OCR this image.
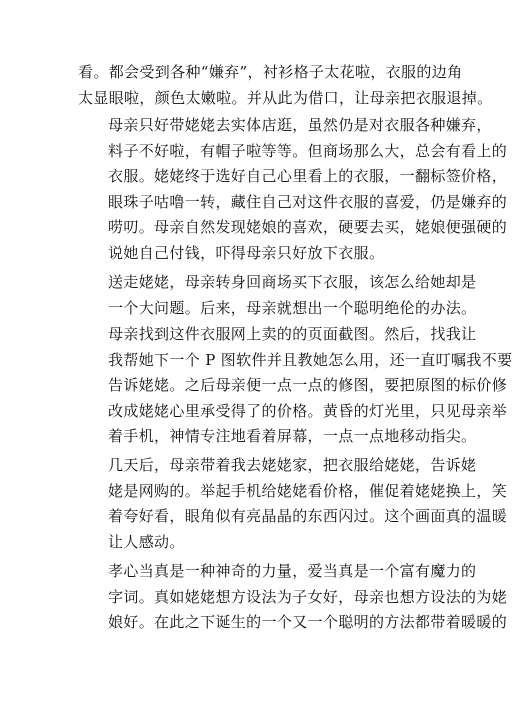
看。都会受到各种“嫌弃”，衬衫格子太花啦，衣服的边角
太显眼啦，颜色太嫩啦。并从此为借口，让母亲把衣服退掉。
母亲只好带姥姥去实体店逛，虽然仍是对衣服各种嫌弃，
料子不好啦，有帽子啦等等。但商场那么大，总会有看上的
衣服。姥姥终于选好自己心里看上的衣服，一翻标签价格，
眼珠子咕噜一转，藏住自己对这件衣服的喜爱，仍是嫌弃的
唠叨。母亲自然发现姥娘的喜欢，硬要去买，姥娘便强硬的
说她自己付钱，吓得母亲只好放下衣服。
送走姥姥，母亲转身回商场买下衣服，该怎么给她却是
一个大问题。后来，母亲就想出一个聪明绝伦的办法。
母亲找到这件衣服网上卖的的页面截图。然后，找我让
我帮她下一个 P 图软件并且教她怎么用，还一直叮嘱我不要
告诉姥姥。之后母亲便一点一点的修图，要把原图的标价修
改成姥姥心里承受得了的价格。黄昏的灯光里，只见母亲举
着手机，神情专注地看着屏幕，一点一点地移动指尖。
几天后，母亲带着我去姥姥家，把衣服给姥姥，告诉姥
姥是网购的。举起手机给姥姥看价格，催促着姥姥换上，笑
着夸好看，眼角似有亮晶晶的东西闪过。这个画面真的温暖
让人感动。
孝心当真是一种神奇的力量，爱当真是一个富有魔力的
字词。真如姥姥想方设法为子女好，母亲也想方设法的为姥
娘好。在此之下诞生的一个又一个聪明的方法都带着暖暖的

----

▸ **SHORT PROBLEM**:
Drop the images and repeat the data exactly.

▸ **OUTPUT OF THE EXERCISE**:
OCR this image.
看。都会受到各种“嫌弃”，衬衫格子太花啦，衣服的边角
太显眼啦，颜色太嫩啦。并从此为借口，让母亲把衣服退掉。
母亲只好带姥姥去实体店逛，虽然仍是对衣服各种嫌弃，
料子不好啦，有帽子啦等等。但商场那么大，总会有看上的
衣服。姥姥终于选好自己心里看上的衣服，一翻标签价格，
眼珠子咕噜一转，藏住自己对这件衣服的喜爱，仍是嫌弃的
唠叨。母亲自然发现姥娘的喜欢，硬要去买，姥娘便强硬的
说她自己付钱，吓得母亲只好放下衣服。
送走姥姥，母亲转身回商场买下衣服，该怎么给她却是
一个大问题。后来，母亲就想出一个聪明绝伦的办法。
母亲找到这件衣服网上卖的的页面截图。然后，找我让
我帮她下一个 P 图软件并且教她怎么用，还一直叮嘱我不要
告诉姥姥。之后母亲便一点一点的修图，要把原图的标价修
改成姥姥心里承受得了的价格。黄昏的灯光里，只见母亲举
着手机，神情专注地看着屏幕，一点一点地移动指尖。
几天后，母亲带着我去姥姥家，把衣服给姥姥，告诉姥
姥是网购的。举起手机给姥姥看价格，催促着姥姥换上，笑
着夸好看，眼角似有亮晶晶的东西闪过。这个画面真的温暖
让人感动。
孝心当真是一种神奇的力量，爱当真是一个富有魔力的
字词。真如姥姥想方设法为子女好，母亲也想方设法的为姥
娘好。在此之下诞生的一个又一个聪明的方法都带着暖暖的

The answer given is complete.